▶ **Article**
────────
We are not planning another rest day until after we reach the end of the world (also known as Finisterre on the coast about 90km after Santiago, where the Pilgrims of old believed the world literally ended), and so we may not update again until we're back in the UK. It's looking likely that we might go for a weeks skiing or possibly mountain biking after we get back, as a problem with Ja's bike means we can't go straight out to South America, so hopefully we'll have time to catch up with everyone as well. I'll finish with another series of cycling photo's - particular effort made to ensure they aren't all of Ja's back....
Saturday, 17 October 2009
Nous sommes arrivés dans le Puy en Velay
Puy is a pretty city, famed for it's lentils, lace and large quantity of religious iconography. Although it had rained heavily for the majority of the journey, the weather cleared when we arrived and we were able to take in the impressive, if somewhat bizarre, views of the Statue Notre-Dame de France, Cloitre de la Cathedrale and the Rocher St-Michel d'Aiguilhe (direct translation should be, although probably isn't, Church on a very high rock).
We spent the night in Puy in a campsite, resulting in us leaving typically late for what was to be a particularly difficult first days cycling. The particularly fine shot of Ja doing his best catalogue pose is on the steps of the Cathedral; the start of the route Chemin de St Jacques de Compostelle, that could potentially take us all the way to Santiago.
In trying to keep a record of many hours of repetitive exercise, and turn it into a blog that isn't just excruciatingly dull, I seem to have turned myself into some kind of twisted Bridget Jones type character....
Fri 9th October – Puy en Velay
Bike weight – 41kgs
Alcohol consumed: beers - 0, bottles of wine - 1 (between 2) (technically beers consumed = 1, but continental beers are so small as to not count. Unusual alcoholic temperance resulting from oversight in supermarche, and apparent lack of off-licences in France).
Rather alarmed to discover this morning that bike has actually managed to gain weight since Wessex Way trip. This in spite of radical wardrobe-ectomy prior to leaving. Must find way of subtly redistributing more weight into Ja's panniers.
Sat 10th October – Puy en Velay - Saugues
Bike weight – 42kgs
Distance cycled 50kms
Meters ascended – 1100
Alcohol consumed: beers - 0, bottles of wine - 1/2. (unusual alcoholic temperance resulting from exhaustion – not physically capable of staying awake long enough to drink any more).
────────
▶ **Dataset excerpts**
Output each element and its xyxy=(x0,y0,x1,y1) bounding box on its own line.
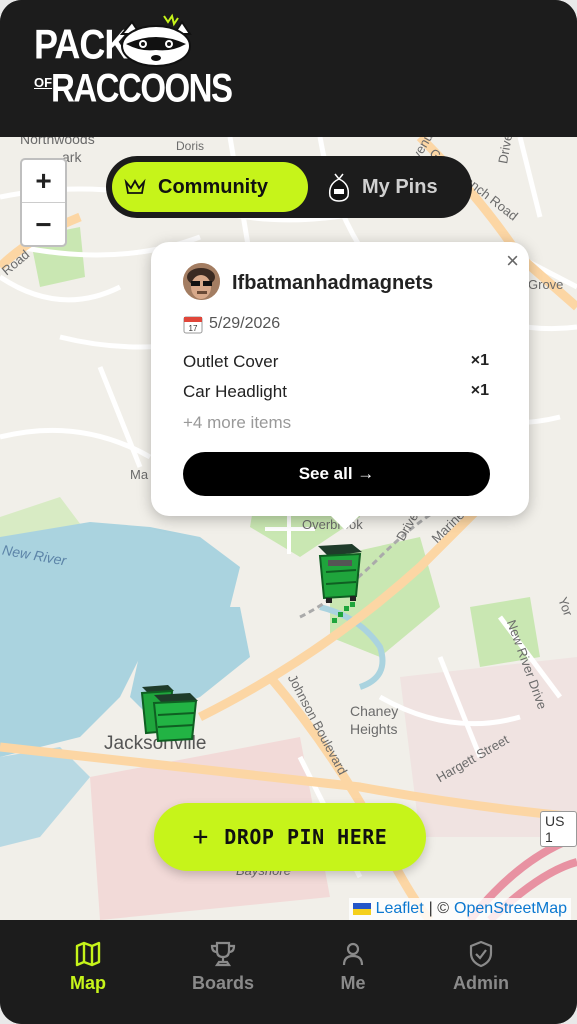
tab-my-pins[interactable]: My Pins xyxy=(326,162,438,212)
pack-of-raccoons-logo[interactable]: PACK OF RACCOONS xyxy=(34,13,233,118)
more-items-text: +4 more items xyxy=(183,413,292,432)
crown-icon xyxy=(124,178,146,194)
raccoon-mascot-icon xyxy=(119,13,192,67)
map-label-heights: Heights xyxy=(350,721,398,737)
item-name: Car Headlight xyxy=(183,382,287,401)
dumpster-pin-icon[interactable] xyxy=(314,540,366,630)
zoom-in-button[interactable]: + xyxy=(22,160,65,203)
trash-bag-icon xyxy=(328,173,350,202)
map-label-chaney: Chaney xyxy=(350,703,399,719)
list-item: Car Headlight ×1 xyxy=(183,382,489,402)
dumpster-cluster-pin-icon[interactable] xyxy=(138,681,202,745)
map-label-ma: Ma xyxy=(130,467,149,482)
nav-tab-admin-label: Admin xyxy=(453,973,509,993)
leaflet-link[interactable]: Leaflet xyxy=(376,900,424,918)
app-frame: PACK OF RACCOONS Northwoods ark Doris Gu… xyxy=(0,0,577,1024)
svg-text:17: 17 xyxy=(189,324,198,333)
popup-username: Ifbatmanhadmagnets xyxy=(232,272,434,294)
map-attribution: Leaflet | © OpenStreetMap xyxy=(348,898,571,920)
nav-tab-map-label: Map xyxy=(70,973,106,993)
app-header: PACK OF RACCOONS xyxy=(0,0,577,137)
bottom-nav: Map Boards Me Admin xyxy=(0,920,577,1024)
tab-community[interactable]: Community xyxy=(112,162,308,212)
logo-word-of: OF xyxy=(34,75,53,90)
see-all-button[interactable]: See all → xyxy=(183,452,490,496)
ukraine-flag-icon xyxy=(352,903,371,915)
popup-date: 5/29/2026 xyxy=(209,315,281,332)
avatar[interactable] xyxy=(183,263,220,300)
nav-tab-map[interactable]: Map xyxy=(38,940,138,994)
attribution-separator: | © xyxy=(428,900,450,917)
tab-my-pins-label: My Pins xyxy=(362,175,438,198)
openstreetmap-link[interactable]: OpenStreetMap xyxy=(454,900,567,918)
list-item: Outlet Cover ×1 xyxy=(183,352,489,372)
logo-word-raccoons: RACCOONS xyxy=(51,65,233,110)
popup-date-row: 17 5/29/2026 xyxy=(183,314,280,334)
item-qty: ×1 xyxy=(470,382,489,399)
map-icon xyxy=(75,941,101,967)
nav-tab-me-label: Me xyxy=(340,973,366,993)
nav-tab-boards-label: Boards xyxy=(191,973,254,993)
item-name: Outlet Cover xyxy=(183,352,279,371)
nav-tab-me[interactable]: Me xyxy=(303,940,403,994)
plus-icon: + xyxy=(192,822,209,852)
calendar-icon: 17 xyxy=(183,316,203,334)
pin-popup: × Ifbatmanhadmagnets 17 5/29/2026 Outlet… xyxy=(151,242,529,530)
map-label-northwoods: Northwoods xyxy=(20,137,95,147)
trophy-icon xyxy=(210,941,236,967)
drop-pin-button[interactable]: + DROP PIN HERE xyxy=(154,803,426,871)
user-icon xyxy=(342,942,364,966)
nav-tab-boards[interactable]: Boards xyxy=(173,940,273,994)
shield-check-icon xyxy=(469,940,493,968)
user-photo-icon xyxy=(183,263,220,300)
us1-shield: US 1 xyxy=(540,811,577,847)
pin-filter-toggle: Community My Pins xyxy=(106,156,472,218)
tab-community-label: Community xyxy=(158,175,268,198)
drop-pin-label: DROP PIN HERE xyxy=(224,825,388,849)
item-qty: ×1 xyxy=(470,352,489,369)
nav-tab-admin[interactable]: Admin xyxy=(431,940,531,994)
close-icon[interactable]: × xyxy=(506,248,519,274)
map-label-doris: Doris xyxy=(176,139,205,153)
map-label-grove: Grove xyxy=(528,277,564,292)
zoom-out-button[interactable]: − xyxy=(22,203,65,245)
zoom-control: + − xyxy=(20,158,67,247)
────────
▶ **Short exercise 1**
Do the statements (a) to (c) agree with the cycling blog? Answer yes or no for each, and quote the words of the blog that decide it.
(a) The writer planned another rest day before reaching Finisterre.
(b) Puy is famous for its lentils.
(c) The weather cleared once they arrived in Puy.
▶ **Short exercise 2**
What does the cycling blog say in answer to each of these?
(a) About how far is Finisterre from Santiago?
(b) Where did they spend the night in Puy?
(c) How many meters were ascended on Sat 10th October?
▶ **Short exercise 3**
Write the next part of the cycling blog, picking up after the alcohol entry for Sat 10th October.
The records come from a different source than the cycling blog.

▶ **Expected output 1**
(a) No: "We are not planning another rest day until after we reach the end of the world"
(b) Yes: "famed for it's lentils, lace and large quantity of religious iconography"
(c) Yes: "the weather cleared when we arrived"

▶ **Expected output 2**
(a) About 90km.
(b) In a campsite.
(c) 1100.

▶ **Expected output 3**
Disappointed to discover that excess bike weight not resulting from secret clothes/make-up stash, but from re-distribution of communal weight by Ja. Still, probably a little churlish to complain as he is still carrying all the camping kit.
Had to complete an extra 2 hour 500m climb this eve after discovering that proposed campsite was closed for the winter. Arrived in Saugues in the dark, only to discover their campsite also closed. Ja appeared to take this as some kind of indication of national constitutional weakness on behalf of the French, reminiscing fondly about the number of sub-zero temperature winter nights he has spent in a tent in Wales. Managed to subtly rearrange face from relief at prospect of bed for night in to convincing disappointed face just in time. Arrived at Gite positively glowing...wont be long before we are fit, beautiful and positively irresistible (I'm sure cycling can do that for you).
Sun 11th Oct - Saugues - Aumont-Aubrac
Bike weight 42kg (careful guarding of panniers ensured no further redistribution)
Distance cycled – 50km
Meters ascended – 600
Alcohol consumed: beers – 0 (calculated flawlessly as 3x the amount we had on Friday 3x0= 0) bottles of wine ½
Slightly easier cycling day today, weather cleared and ended day in sunshine meaning wouldn't have minded camping, although couldn't find open campsite (and no matter how much Ja tries to persuade me, I still object to staying anywhere that doesn't have running water – and no Ja, a river doesn't count).
Have become concerned though that as a result of aforementioned wardrobe-ectomy, healthy glow is rapidly turning into rather unpleasant odour. Also alarmed to discover that thighs are still growing at disconcertingly fast rate; whilst toned and athletic may be desirable I fear I am rapidly moving toward muscular (next stop shotputter?).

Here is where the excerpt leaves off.